- **THE INPUT**
= = =
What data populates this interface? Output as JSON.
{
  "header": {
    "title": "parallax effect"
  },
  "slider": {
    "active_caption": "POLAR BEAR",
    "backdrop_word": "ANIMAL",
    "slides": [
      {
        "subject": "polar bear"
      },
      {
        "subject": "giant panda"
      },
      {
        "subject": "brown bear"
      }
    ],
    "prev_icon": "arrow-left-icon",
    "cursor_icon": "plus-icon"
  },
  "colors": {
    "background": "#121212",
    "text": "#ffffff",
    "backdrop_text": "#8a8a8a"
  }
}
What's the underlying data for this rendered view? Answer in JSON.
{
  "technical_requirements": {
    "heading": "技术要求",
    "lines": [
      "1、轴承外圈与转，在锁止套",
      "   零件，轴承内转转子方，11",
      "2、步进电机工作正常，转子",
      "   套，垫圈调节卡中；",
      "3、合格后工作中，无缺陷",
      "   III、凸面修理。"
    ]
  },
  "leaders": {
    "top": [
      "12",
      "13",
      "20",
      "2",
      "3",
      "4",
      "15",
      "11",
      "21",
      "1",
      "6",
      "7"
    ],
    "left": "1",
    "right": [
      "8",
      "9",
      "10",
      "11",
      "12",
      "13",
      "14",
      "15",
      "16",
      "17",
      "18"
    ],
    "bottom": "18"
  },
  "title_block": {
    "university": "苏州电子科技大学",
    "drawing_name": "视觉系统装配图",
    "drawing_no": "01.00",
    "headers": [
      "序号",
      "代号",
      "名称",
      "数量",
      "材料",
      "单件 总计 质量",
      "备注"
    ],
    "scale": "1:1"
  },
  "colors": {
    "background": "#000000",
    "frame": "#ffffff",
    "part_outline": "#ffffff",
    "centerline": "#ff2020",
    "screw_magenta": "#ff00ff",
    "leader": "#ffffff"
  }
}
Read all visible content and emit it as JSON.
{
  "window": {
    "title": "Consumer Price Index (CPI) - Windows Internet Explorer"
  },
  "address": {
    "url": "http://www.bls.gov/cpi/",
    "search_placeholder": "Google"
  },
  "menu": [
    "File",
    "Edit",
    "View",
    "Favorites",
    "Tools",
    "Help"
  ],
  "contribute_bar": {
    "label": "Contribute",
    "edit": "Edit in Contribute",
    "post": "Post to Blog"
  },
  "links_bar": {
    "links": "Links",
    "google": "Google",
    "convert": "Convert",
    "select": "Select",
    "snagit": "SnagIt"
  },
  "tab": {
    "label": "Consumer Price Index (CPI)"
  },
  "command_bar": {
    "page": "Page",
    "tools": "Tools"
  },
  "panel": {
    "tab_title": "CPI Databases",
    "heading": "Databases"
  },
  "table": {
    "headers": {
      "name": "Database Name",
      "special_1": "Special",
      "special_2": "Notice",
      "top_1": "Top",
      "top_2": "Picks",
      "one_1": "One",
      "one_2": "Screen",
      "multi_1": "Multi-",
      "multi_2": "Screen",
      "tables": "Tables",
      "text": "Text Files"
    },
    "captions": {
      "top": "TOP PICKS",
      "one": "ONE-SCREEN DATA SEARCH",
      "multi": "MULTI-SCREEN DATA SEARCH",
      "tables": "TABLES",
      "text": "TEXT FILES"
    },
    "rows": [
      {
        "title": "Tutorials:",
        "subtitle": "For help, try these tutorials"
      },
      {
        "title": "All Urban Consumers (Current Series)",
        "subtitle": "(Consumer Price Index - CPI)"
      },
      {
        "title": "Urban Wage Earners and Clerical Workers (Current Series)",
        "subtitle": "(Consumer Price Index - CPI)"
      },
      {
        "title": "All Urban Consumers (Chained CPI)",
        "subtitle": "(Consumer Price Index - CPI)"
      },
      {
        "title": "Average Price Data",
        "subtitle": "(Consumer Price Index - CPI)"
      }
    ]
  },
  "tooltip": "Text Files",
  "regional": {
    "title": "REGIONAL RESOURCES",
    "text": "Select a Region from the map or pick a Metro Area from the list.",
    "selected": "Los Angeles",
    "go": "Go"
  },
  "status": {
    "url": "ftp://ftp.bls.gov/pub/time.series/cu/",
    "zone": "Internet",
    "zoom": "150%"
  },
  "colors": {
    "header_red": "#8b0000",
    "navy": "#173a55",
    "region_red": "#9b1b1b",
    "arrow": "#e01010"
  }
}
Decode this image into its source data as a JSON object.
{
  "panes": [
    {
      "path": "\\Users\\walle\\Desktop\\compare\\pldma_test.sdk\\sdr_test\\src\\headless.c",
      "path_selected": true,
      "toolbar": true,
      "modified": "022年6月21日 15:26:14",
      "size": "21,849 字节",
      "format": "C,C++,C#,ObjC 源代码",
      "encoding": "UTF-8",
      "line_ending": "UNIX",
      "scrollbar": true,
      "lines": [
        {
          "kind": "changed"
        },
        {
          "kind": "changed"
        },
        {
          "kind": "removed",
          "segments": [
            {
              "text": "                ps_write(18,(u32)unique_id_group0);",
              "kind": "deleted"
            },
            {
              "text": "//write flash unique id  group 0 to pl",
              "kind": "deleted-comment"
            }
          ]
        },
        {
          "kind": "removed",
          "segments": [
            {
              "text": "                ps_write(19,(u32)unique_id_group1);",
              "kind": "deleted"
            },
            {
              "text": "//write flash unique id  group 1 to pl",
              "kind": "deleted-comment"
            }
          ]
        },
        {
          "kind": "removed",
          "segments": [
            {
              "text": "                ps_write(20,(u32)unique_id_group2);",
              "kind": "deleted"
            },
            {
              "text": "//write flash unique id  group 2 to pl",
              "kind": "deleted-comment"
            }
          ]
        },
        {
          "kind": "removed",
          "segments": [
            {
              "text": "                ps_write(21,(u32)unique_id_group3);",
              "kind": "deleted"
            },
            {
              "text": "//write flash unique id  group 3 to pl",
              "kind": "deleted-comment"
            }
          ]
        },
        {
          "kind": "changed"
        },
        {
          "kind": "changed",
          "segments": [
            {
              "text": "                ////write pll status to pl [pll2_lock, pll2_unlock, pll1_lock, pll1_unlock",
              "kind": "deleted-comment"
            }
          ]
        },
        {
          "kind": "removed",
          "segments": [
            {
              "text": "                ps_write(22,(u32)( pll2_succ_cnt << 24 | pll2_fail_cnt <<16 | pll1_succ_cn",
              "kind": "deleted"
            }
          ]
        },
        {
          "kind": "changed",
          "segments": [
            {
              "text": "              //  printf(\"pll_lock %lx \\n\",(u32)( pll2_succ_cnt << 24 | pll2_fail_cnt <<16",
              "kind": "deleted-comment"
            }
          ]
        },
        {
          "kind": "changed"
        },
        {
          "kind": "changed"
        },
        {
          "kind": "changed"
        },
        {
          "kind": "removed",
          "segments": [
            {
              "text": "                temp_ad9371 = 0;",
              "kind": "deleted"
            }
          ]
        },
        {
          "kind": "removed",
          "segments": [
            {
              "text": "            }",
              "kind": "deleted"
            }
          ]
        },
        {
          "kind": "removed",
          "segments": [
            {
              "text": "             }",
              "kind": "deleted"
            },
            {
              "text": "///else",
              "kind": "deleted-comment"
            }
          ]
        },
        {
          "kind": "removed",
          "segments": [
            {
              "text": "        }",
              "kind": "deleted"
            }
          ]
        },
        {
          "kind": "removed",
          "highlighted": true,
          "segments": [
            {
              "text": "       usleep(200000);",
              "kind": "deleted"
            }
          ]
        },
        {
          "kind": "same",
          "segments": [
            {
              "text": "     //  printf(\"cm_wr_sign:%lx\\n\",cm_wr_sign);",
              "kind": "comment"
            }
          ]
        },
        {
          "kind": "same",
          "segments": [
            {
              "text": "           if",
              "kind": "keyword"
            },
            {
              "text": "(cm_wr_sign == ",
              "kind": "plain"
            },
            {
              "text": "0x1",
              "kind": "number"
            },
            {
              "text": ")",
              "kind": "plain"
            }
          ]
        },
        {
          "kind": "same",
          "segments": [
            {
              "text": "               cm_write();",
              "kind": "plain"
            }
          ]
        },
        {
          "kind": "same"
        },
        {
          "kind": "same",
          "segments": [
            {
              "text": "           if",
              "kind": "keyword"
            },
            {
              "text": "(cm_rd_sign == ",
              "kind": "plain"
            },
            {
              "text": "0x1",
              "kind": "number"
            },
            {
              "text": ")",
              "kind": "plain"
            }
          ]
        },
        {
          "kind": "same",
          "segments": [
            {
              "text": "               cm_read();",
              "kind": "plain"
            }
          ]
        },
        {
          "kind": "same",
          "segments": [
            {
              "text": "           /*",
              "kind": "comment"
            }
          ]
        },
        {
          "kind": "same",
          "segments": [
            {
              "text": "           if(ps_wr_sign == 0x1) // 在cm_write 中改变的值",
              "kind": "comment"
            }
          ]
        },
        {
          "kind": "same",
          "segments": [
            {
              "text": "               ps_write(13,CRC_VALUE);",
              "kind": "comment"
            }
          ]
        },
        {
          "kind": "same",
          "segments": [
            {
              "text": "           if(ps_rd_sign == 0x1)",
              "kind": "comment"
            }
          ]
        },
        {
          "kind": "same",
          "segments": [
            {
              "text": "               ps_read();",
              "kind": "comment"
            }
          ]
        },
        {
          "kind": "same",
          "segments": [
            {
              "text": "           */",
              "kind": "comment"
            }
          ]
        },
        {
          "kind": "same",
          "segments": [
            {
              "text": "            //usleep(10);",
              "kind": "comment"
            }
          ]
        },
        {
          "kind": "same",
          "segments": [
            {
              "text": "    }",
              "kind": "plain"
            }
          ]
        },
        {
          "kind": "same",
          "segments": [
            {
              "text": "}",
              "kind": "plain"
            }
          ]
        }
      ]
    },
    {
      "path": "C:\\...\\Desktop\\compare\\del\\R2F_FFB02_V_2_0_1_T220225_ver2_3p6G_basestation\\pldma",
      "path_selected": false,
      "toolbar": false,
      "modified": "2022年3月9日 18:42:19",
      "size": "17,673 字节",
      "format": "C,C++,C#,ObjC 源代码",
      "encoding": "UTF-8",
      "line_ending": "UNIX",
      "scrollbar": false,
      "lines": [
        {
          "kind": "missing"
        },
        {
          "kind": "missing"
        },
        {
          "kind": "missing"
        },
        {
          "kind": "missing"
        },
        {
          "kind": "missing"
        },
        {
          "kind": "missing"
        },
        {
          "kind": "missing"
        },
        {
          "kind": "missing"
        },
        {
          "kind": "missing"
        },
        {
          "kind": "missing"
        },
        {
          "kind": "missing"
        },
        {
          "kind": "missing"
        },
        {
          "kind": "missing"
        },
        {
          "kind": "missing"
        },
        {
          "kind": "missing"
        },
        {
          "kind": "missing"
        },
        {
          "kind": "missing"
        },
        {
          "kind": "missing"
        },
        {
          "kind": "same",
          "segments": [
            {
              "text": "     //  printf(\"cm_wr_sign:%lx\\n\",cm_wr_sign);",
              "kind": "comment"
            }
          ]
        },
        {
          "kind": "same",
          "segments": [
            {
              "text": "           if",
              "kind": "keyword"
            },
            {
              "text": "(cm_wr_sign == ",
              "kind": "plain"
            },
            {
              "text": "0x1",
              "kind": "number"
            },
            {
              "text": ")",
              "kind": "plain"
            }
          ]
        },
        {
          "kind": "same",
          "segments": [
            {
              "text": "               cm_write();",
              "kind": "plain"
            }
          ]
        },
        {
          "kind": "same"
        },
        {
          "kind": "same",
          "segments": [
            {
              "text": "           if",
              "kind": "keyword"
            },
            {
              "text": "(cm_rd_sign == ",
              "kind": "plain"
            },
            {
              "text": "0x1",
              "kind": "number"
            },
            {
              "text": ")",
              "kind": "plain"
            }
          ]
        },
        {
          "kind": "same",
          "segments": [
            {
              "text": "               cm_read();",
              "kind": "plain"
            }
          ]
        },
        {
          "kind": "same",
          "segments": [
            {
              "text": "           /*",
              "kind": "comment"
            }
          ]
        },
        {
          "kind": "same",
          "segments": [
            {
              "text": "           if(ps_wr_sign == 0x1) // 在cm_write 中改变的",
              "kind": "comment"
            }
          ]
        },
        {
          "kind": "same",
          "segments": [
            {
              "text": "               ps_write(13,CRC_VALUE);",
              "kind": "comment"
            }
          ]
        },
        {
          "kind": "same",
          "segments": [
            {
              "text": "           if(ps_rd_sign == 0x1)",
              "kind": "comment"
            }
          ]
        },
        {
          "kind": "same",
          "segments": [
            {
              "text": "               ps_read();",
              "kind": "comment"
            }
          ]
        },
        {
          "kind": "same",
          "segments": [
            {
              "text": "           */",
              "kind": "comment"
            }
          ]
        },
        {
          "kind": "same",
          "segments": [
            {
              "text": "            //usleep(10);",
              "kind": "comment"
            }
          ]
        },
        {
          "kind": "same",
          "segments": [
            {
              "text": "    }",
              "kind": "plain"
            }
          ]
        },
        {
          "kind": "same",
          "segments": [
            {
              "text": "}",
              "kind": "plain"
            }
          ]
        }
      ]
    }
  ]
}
= = =
Lines holding the word "label" in the entries above are the ones to pull out. Copy them all.

    "label": "Contribute",
    "label": "Consumer Price Index (CPI)"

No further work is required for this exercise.